■ The records:

+ + + +

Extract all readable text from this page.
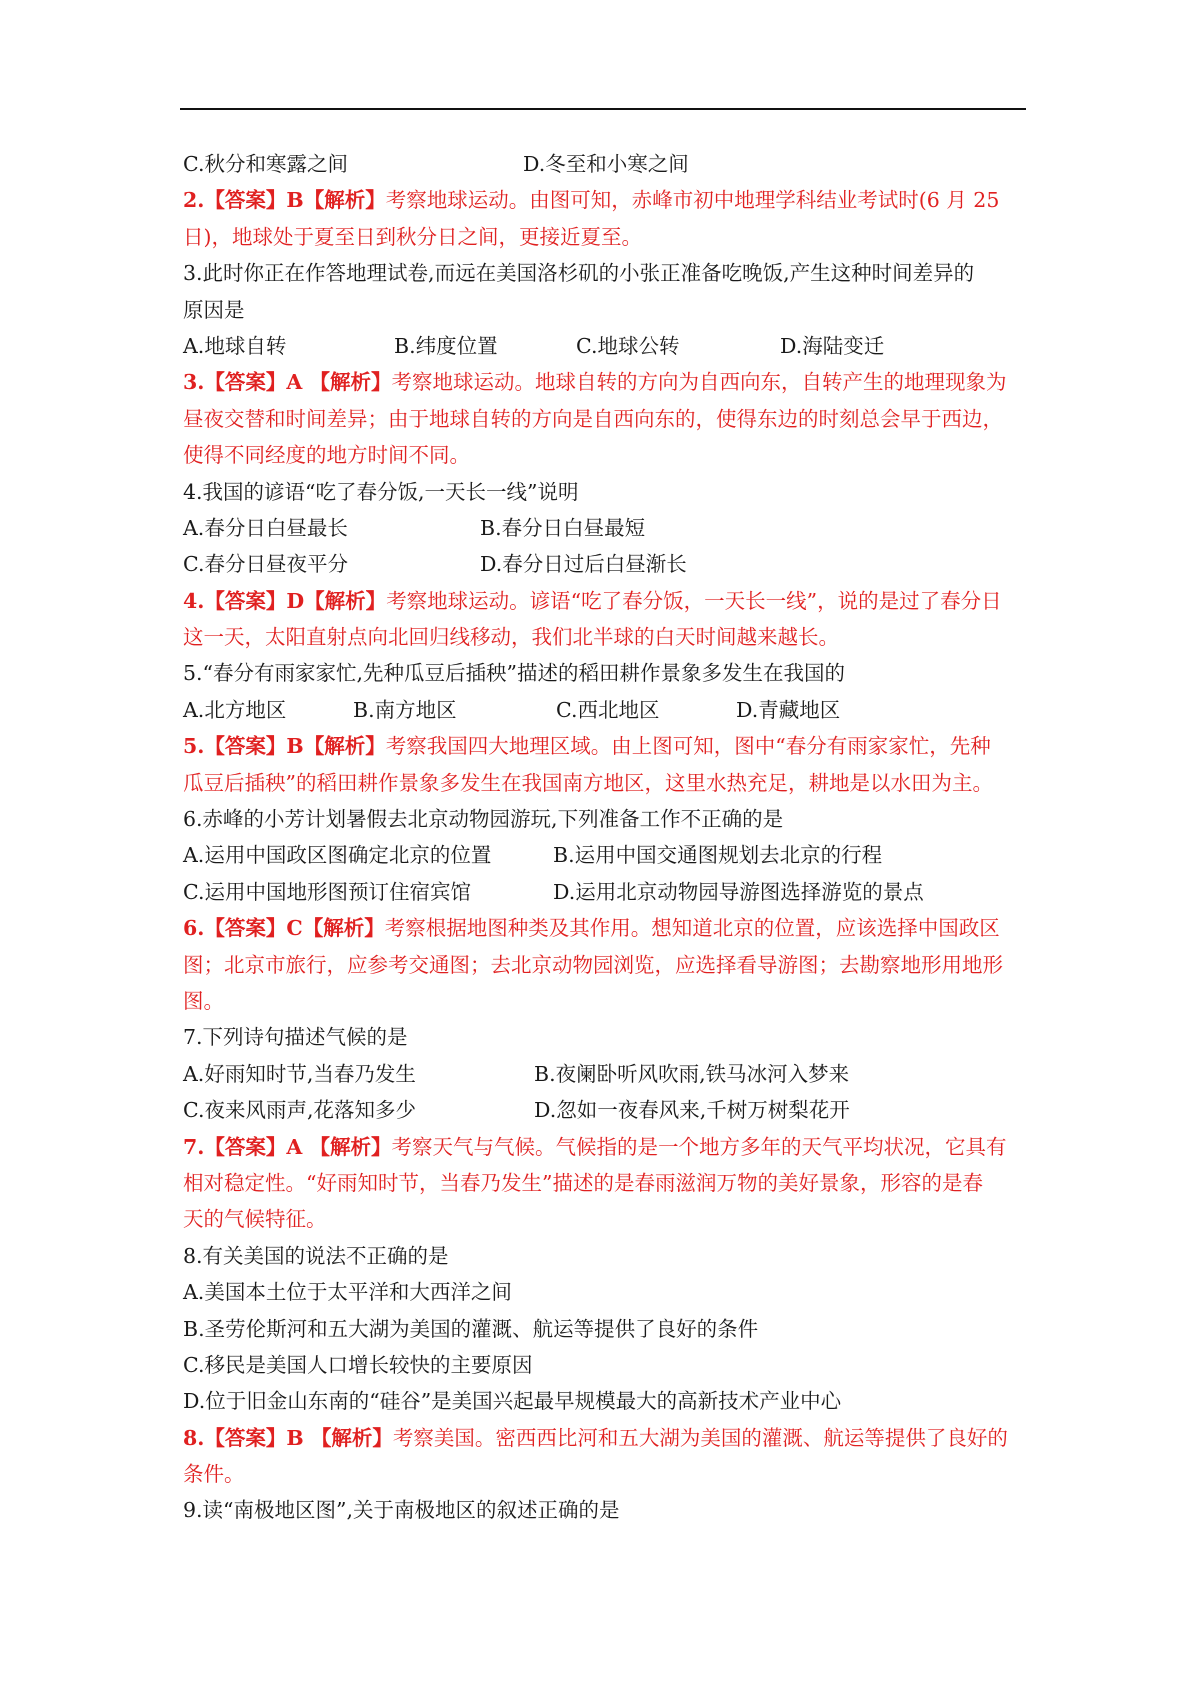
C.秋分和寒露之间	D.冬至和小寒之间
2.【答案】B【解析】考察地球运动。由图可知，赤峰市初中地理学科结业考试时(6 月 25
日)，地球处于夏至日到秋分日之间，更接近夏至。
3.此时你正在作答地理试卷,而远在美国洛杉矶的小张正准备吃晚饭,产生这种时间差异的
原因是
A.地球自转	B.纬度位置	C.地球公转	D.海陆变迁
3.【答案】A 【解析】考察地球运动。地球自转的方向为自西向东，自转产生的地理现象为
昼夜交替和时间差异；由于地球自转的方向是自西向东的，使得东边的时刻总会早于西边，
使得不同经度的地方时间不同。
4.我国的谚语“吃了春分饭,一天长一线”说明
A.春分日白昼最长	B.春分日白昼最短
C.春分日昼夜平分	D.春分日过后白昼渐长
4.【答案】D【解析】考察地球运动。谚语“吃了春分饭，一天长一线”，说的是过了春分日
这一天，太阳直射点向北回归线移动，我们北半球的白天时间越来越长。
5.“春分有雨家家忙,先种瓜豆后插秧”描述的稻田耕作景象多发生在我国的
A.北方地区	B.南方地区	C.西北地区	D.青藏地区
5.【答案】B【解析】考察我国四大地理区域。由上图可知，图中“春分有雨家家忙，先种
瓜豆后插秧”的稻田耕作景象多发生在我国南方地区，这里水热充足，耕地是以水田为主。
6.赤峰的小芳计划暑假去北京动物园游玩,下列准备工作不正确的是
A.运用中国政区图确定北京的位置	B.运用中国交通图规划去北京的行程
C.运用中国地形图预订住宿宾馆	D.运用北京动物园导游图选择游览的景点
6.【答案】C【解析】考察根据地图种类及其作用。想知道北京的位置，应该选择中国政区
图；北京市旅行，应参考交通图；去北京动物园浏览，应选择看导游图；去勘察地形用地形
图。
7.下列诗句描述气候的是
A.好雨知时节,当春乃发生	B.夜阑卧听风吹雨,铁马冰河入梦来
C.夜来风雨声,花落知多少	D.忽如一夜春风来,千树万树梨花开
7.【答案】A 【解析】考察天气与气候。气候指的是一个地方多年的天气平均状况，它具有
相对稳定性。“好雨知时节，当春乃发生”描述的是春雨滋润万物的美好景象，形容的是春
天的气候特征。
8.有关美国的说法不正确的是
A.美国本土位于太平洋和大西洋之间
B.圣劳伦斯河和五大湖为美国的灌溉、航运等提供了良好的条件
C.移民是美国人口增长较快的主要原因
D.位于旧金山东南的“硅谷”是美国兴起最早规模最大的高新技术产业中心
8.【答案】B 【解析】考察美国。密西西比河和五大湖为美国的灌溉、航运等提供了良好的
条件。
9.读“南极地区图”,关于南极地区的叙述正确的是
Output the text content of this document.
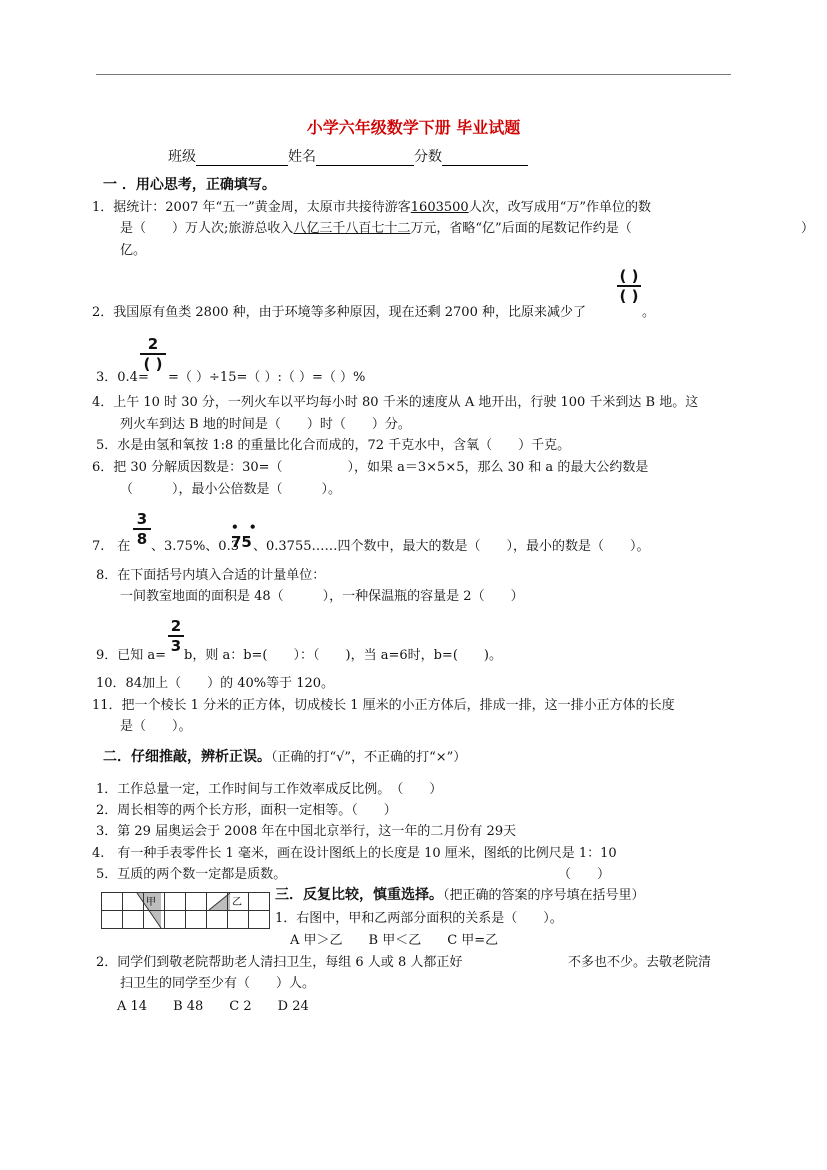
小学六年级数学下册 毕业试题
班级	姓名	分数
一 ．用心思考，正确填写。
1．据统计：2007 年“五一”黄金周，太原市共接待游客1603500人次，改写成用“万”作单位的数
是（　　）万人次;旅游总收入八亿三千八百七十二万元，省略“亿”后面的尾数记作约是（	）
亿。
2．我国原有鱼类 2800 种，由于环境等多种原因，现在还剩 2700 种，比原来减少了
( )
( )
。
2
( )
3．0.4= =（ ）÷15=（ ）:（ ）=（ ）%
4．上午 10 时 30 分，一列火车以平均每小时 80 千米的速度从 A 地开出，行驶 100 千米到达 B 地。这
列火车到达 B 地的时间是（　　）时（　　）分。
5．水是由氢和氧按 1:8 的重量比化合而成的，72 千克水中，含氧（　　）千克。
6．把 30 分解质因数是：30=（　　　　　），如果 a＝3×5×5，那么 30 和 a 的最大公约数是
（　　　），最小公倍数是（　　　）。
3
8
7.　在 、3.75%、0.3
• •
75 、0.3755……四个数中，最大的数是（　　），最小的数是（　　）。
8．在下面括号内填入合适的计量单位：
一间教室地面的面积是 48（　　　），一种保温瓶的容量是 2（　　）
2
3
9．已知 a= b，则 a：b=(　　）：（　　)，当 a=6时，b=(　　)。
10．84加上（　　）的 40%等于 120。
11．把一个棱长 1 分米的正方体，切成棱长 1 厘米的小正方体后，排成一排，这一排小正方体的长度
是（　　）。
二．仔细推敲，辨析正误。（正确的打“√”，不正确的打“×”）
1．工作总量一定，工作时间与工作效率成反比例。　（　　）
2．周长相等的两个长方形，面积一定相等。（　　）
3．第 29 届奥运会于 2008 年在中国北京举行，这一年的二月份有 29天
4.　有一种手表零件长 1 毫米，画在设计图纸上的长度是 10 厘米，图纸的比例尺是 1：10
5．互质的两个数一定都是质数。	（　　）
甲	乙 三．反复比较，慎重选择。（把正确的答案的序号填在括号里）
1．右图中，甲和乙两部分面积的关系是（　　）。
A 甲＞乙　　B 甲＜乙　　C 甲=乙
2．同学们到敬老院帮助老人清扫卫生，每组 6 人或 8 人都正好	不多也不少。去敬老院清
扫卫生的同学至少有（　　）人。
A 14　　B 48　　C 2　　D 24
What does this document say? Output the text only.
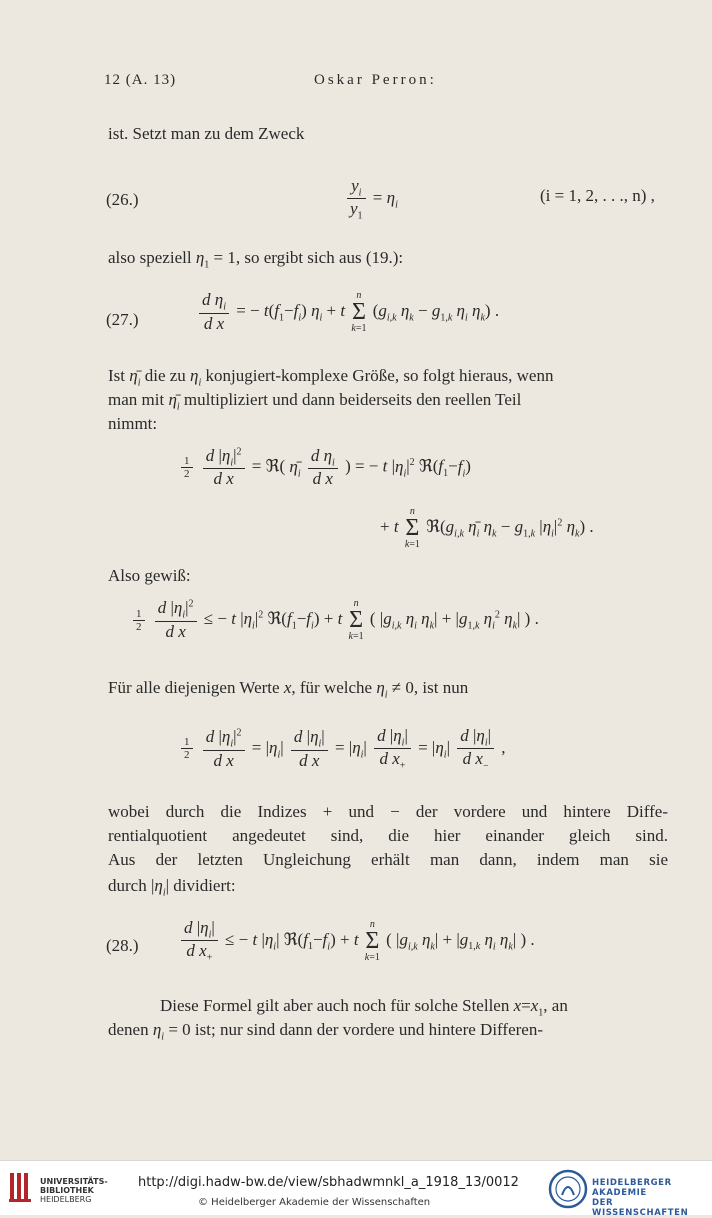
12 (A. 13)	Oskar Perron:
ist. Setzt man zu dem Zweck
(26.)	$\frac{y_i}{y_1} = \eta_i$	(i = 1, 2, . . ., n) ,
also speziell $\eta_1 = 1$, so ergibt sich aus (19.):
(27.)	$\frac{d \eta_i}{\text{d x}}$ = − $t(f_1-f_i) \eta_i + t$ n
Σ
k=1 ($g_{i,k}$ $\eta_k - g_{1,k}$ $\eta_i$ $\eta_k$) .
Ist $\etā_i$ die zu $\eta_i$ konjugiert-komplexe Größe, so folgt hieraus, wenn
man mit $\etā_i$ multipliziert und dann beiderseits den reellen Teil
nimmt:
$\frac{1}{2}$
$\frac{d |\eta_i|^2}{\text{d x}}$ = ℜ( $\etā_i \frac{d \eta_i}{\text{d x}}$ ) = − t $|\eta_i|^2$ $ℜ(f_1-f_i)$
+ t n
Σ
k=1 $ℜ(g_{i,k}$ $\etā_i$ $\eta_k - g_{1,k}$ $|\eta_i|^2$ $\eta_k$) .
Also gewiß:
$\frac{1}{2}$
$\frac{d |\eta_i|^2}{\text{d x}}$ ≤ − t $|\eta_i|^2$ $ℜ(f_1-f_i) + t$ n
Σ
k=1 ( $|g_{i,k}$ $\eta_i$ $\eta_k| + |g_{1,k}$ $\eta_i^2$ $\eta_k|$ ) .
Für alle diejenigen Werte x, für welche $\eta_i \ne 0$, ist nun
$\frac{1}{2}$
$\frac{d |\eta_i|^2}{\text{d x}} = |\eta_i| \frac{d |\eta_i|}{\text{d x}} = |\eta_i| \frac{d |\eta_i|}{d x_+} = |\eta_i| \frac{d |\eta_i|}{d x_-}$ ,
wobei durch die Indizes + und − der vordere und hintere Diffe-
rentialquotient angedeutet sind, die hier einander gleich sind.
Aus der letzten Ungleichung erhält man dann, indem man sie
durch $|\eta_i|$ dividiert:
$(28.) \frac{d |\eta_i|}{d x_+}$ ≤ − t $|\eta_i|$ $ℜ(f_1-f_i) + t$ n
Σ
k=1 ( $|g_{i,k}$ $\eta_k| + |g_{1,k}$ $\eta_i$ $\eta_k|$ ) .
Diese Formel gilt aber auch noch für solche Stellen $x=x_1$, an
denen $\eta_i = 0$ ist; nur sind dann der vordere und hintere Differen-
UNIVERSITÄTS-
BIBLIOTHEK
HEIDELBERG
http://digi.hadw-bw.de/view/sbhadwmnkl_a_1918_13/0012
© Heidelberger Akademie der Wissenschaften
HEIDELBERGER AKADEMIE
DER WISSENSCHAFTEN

+ + + +

■ What needs to be done: Leave out all images, then reproduce the entries above exactly.

■ Answer to this task:
Extract all readable text from this page.
C.秋分和寒露之间	D.冬至和小寒之间
2.【答案】B【解析】考察地球运动。由图可知，赤峰市初中地理学科结业考试时(6 月 25
日)，地球处于夏至日到秋分日之间，更接近夏至。
3.此时你正在作答地理试卷,而远在美国洛杉矶的小张正准备吃晚饭,产生这种时间差异的
原因是
A.地球自转	B.纬度位置	C.地球公转	D.海陆变迁
3.【答案】A 【解析】考察地球运动。地球自转的方向为自西向东，自转产生的地理现象为
昼夜交替和时间差异；由于地球自转的方向是自西向东的，使得东边的时刻总会早于西边，
使得不同经度的地方时间不同。
4.我国的谚语“吃了春分饭,一天长一线”说明
A.春分日白昼最长	B.春分日白昼最短
C.春分日昼夜平分	D.春分日过后白昼渐长
4.【答案】D【解析】考察地球运动。谚语“吃了春分饭，一天长一线”，说的是过了春分日
这一天，太阳直射点向北回归线移动，我们北半球的白天时间越来越长。
5.“春分有雨家家忙,先种瓜豆后插秧”描述的稻田耕作景象多发生在我国的
A.北方地区	B.南方地区	C.西北地区	D.青藏地区
5.【答案】B【解析】考察我国四大地理区域。由上图可知，图中“春分有雨家家忙，先种
瓜豆后插秧”的稻田耕作景象多发生在我国南方地区，这里水热充足，耕地是以水田为主。
6.赤峰的小芳计划暑假去北京动物园游玩,下列准备工作不正确的是
A.运用中国政区图确定北京的位置	B.运用中国交通图规划去北京的行程
C.运用中国地形图预订住宿宾馆	D.运用北京动物园导游图选择游览的景点
6.【答案】C【解析】考察根据地图种类及其作用。想知道北京的位置，应该选择中国政区
图；北京市旅行，应参考交通图；去北京动物园浏览，应选择看导游图；去勘察地形用地形
图。
7.下列诗句描述气候的是
A.好雨知时节,当春乃发生	B.夜阑卧听风吹雨,铁马冰河入梦来
C.夜来风雨声,花落知多少	D.忽如一夜春风来,千树万树梨花开
7.【答案】A 【解析】考察天气与气候。气候指的是一个地方多年的天气平均状况，它具有
相对稳定性。“好雨知时节，当春乃发生”描述的是春雨滋润万物的美好景象，形容的是春
天的气候特征。
8.有关美国的说法不正确的是
A.美国本土位于太平洋和大西洋之间
B.圣劳伦斯河和五大湖为美国的灌溉、航运等提供了良好的条件
C.移民是美国人口增长较快的主要原因
D.位于旧金山东南的“硅谷”是美国兴起最早规模最大的高新技术产业中心
8.【答案】B 【解析】考察美国。密西西比河和五大湖为美国的灌溉、航运等提供了良好的
条件。
9.读“南极地区图”,关于南极地区的叙述正确的是
Output the text content of this document.
小学六年级数学下册 毕业试题
班级	姓名	分数
一 ．用心思考，正确填写。
1．据统计：2007 年“五一”黄金周，太原市共接待游客1603500人次，改写成用“万”作单位的数
是（　　）万人次;旅游总收入八亿三千八百七十二万元，省略“亿”后面的尾数记作约是（	）
亿。
2．我国原有鱼类 2800 种，由于环境等多种原因，现在还剩 2700 种，比原来减少了
( )
( )
。
2
( )
3．0.4= =（ ）÷15=（ ）:（ ）=（ ）%
4．上午 10 时 30 分，一列火车以平均每小时 80 千米的速度从 A 地开出，行驶 100 千米到达 B 地。这
列火车到达 B 地的时间是（　　）时（　　）分。
5．水是由氢和氧按 1:8 的重量比化合而成的，72 千克水中，含氧（　　）千克。
6．把 30 分解质因数是：30=（　　　　　），如果 a＝3×5×5，那么 30 和 a 的最大公约数是
（　　　），最小公倍数是（　　　）。
3
8
7.　在 、3.75%、0.3
• •
75 、0.3755……四个数中，最大的数是（　　），最小的数是（　　）。
8．在下面括号内填入合适的计量单位：
一间教室地面的面积是 48（　　　），一种保温瓶的容量是 2（　　）
2
3
9．已知 a= b，则 a：b=(　　）：（　　)，当 a=6时，b=(　　)。
10．84加上（　　）的 40%等于 120。
11．把一个棱长 1 分米的正方体，切成棱长 1 厘米的小正方体后，排成一排，这一排小正方体的长度
是（　　）。
二．仔细推敲，辨析正误。（正确的打“√”，不正确的打“×”）
1．工作总量一定，工作时间与工作效率成反比例。　（　　）
2．周长相等的两个长方形，面积一定相等。（　　）
3．第 29 届奥运会于 2008 年在中国北京举行，这一年的二月份有 29天
4.　有一种手表零件长 1 毫米，画在设计图纸上的长度是 10 厘米，图纸的比例尺是 1：10
5．互质的两个数一定都是质数。	（　　）
甲	乙 三．反复比较，慎重选择。（把正确的答案的序号填在括号里）
1．右图中，甲和乙两部分面积的关系是（　　）。
A 甲＞乙　　B 甲＜乙　　C 甲=乙
2．同学们到敬老院帮助老人清扫卫生，每组 6 人或 8 人都正好	不多也不少。去敬老院清
扫卫生的同学至少有（　　）人。
A 14　　B 48　　C 2　　D 24
What does this document say? Output the text only.
12 (A. 13)	Oskar Perron:
ist. Setzt man zu dem Zweck
(26.)	$\frac{y_i}{y_1} = \eta_i$	(i = 1, 2, . . ., n) ,
also speziell $\eta_1 = 1$, so ergibt sich aus (19.):
(27.)	$\frac{d \eta_i}{\text{d x}}$ = − $t(f_1-f_i) \eta_i + t$ n
Σ
k=1 ($g_{i,k}$ $\eta_k - g_{1,k}$ $\eta_i$ $\eta_k$) .
Ist $\etā_i$ die zu $\eta_i$ konjugiert-komplexe Größe, so folgt hieraus, wenn
man mit $\etā_i$ multipliziert und dann beiderseits den reellen Teil
nimmt:
$\frac{1}{2}$
$\frac{d |\eta_i|^2}{\text{d x}}$ = ℜ( $\etā_i \frac{d \eta_i}{\text{d x}}$ ) = − t $|\eta_i|^2$ $ℜ(f_1-f_i)$
+ t n
Σ
k=1 $ℜ(g_{i,k}$ $\etā_i$ $\eta_k - g_{1,k}$ $|\eta_i|^2$ $\eta_k$) .
Also gewiß:
$\frac{1}{2}$
$\frac{d |\eta_i|^2}{\text{d x}}$ ≤ − t $|\eta_i|^2$ $ℜ(f_1-f_i) + t$ n
Σ
k=1 ( $|g_{i,k}$ $\eta_i$ $\eta_k| + |g_{1,k}$ $\eta_i^2$ $\eta_k|$ ) .
Für alle diejenigen Werte x, für welche $\eta_i \ne 0$, ist nun
$\frac{1}{2}$
$\frac{d |\eta_i|^2}{\text{d x}} = |\eta_i| \frac{d |\eta_i|}{\text{d x}} = |\eta_i| \frac{d |\eta_i|}{d x_+} = |\eta_i| \frac{d |\eta_i|}{d x_-}$ ,
wobei durch die Indizes + und − der vordere und hintere Diffe-
rentialquotient angedeutet sind, die hier einander gleich sind.
Aus der letzten Ungleichung erhält man dann, indem man sie
durch $|\eta_i|$ dividiert:
$(28.) \frac{d |\eta_i|}{d x_+}$ ≤ − t $|\eta_i|$ $ℜ(f_1-f_i) + t$ n
Σ
k=1 ( $|g_{i,k}$ $\eta_k| + |g_{1,k}$ $\eta_i$ $\eta_k|$ ) .
Diese Formel gilt aber auch noch für solche Stellen $x=x_1$, an
denen $\eta_i = 0$ ist; nur sind dann der vordere und hintere Differen-
UNIVERSITÄTS-
BIBLIOTHEK
HEIDELBERG
http://digi.hadw-bw.de/view/sbhadwmnkl_a_1918_13/0012
© Heidelberger Akademie der Wissenschaften
HEIDELBERGER AKADEMIE
DER WISSENSCHAFTEN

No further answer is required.